* GOAL *
From the entries below, report how many lines contain the string "Número". Give only that number.

* GIVEN ENTRIES *
□ □ □ □ □ □ □
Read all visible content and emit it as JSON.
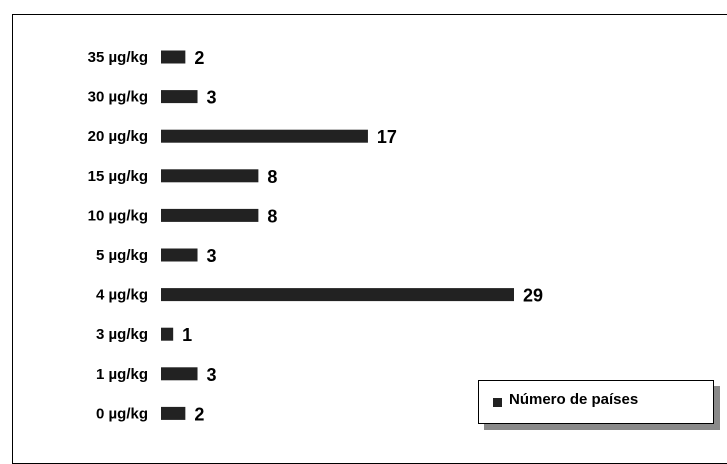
{
  "chart_data": {
    "type": "bar",
    "orientation": "horizontal",
    "categories": [
      "35 µg/kg",
      "30 µg/kg",
      "20 µg/kg",
      "15 µg/kg",
      "10 µg/kg",
      "5 µg/kg",
      "4 µg/kg",
      "3 µg/kg",
      "1 µg/kg",
      "0 µg/kg"
    ],
    "series": [
      {
        "name": "Número de países",
        "values": [
          2,
          3,
          17,
          8,
          8,
          3,
          29,
          1,
          3,
          2
        ]
      }
    ],
    "data_labels": [
      "2",
      "3",
      "17",
      "8",
      "8",
      "3",
      "29",
      "1",
      "3",
      "2"
    ],
    "legend": {
      "label": "Número de países",
      "placement": "bottom-right"
    },
    "bar_color": "#222222",
    "title": "",
    "xlabel": "",
    "ylabel": "",
    "xlim": [
      0,
      29
    ],
    "grid": false
  }
}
□ □ □ □ □ □ □
* EXERCISE RESPONSE *
2